Goal of the exercise: Search the listing below for the string "Inspector" and copy every line where it occurs.

Stored data:
• • • •

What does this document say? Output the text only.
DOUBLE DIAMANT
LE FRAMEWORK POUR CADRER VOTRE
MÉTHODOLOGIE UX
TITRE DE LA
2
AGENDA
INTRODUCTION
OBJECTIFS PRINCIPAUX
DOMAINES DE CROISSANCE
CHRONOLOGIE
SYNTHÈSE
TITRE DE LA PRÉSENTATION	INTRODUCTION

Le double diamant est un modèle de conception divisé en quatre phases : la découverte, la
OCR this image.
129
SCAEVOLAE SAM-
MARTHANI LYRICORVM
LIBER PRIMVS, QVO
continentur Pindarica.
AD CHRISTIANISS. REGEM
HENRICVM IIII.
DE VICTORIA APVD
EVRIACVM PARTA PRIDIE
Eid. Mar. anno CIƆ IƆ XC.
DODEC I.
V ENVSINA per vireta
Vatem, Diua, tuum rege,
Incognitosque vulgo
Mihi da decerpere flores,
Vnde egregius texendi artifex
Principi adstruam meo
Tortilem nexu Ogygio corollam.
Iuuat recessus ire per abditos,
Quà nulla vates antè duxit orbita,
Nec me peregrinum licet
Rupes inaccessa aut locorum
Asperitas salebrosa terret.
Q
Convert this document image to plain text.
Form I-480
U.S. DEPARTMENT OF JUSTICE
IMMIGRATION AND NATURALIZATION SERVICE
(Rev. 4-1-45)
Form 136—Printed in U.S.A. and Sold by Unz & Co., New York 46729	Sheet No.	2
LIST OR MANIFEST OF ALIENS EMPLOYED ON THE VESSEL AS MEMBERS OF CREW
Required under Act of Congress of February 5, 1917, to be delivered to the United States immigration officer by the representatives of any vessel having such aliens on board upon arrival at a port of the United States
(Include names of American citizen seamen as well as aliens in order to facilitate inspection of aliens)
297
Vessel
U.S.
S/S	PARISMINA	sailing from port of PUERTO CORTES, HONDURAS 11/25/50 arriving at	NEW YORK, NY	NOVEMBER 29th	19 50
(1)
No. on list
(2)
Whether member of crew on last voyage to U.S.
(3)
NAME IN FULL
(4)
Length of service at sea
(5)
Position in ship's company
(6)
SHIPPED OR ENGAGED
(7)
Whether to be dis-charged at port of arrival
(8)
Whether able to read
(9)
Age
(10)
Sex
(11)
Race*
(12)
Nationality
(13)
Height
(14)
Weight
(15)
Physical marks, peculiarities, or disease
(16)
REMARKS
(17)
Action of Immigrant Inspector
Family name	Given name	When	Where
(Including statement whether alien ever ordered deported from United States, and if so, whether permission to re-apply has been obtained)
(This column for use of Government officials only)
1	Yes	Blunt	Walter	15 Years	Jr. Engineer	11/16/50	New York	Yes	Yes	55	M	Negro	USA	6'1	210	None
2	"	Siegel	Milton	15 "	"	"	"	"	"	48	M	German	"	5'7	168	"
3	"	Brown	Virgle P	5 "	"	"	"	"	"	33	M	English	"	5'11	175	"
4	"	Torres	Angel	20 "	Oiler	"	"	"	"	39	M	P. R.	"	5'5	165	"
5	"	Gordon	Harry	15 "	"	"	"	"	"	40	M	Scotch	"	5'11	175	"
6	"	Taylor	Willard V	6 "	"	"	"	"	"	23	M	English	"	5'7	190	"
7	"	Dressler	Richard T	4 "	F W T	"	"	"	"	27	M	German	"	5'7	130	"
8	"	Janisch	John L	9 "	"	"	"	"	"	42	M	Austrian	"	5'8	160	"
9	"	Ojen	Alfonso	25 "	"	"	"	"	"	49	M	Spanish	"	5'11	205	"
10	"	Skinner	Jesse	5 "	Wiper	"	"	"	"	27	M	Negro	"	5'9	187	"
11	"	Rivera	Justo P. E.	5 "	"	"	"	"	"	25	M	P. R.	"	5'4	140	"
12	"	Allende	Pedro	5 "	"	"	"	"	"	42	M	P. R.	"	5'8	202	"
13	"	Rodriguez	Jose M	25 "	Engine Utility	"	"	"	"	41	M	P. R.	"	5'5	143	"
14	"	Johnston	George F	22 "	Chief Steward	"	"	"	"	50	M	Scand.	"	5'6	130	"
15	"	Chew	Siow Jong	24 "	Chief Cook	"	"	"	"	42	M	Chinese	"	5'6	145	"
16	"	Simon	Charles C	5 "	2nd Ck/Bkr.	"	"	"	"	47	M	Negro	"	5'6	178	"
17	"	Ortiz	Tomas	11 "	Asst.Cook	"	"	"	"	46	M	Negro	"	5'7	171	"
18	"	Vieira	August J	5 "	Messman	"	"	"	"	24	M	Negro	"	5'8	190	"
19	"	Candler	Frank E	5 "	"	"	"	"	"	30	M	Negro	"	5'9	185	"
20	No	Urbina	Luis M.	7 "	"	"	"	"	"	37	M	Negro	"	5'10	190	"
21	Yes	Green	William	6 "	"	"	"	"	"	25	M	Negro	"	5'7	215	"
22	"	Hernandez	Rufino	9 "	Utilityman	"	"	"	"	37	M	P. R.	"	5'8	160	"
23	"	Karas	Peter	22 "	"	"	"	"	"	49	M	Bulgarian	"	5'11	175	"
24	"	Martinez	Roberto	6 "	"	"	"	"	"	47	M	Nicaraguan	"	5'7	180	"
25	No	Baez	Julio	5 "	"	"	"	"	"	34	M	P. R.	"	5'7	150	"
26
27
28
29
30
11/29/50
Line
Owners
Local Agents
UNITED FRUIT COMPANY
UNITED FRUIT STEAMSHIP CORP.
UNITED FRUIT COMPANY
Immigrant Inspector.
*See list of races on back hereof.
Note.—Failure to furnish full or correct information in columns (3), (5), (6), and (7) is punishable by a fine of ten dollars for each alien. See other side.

• • • •

Solution for this exercise:
Action of Immigrant Inspector
Immigrant Inspector.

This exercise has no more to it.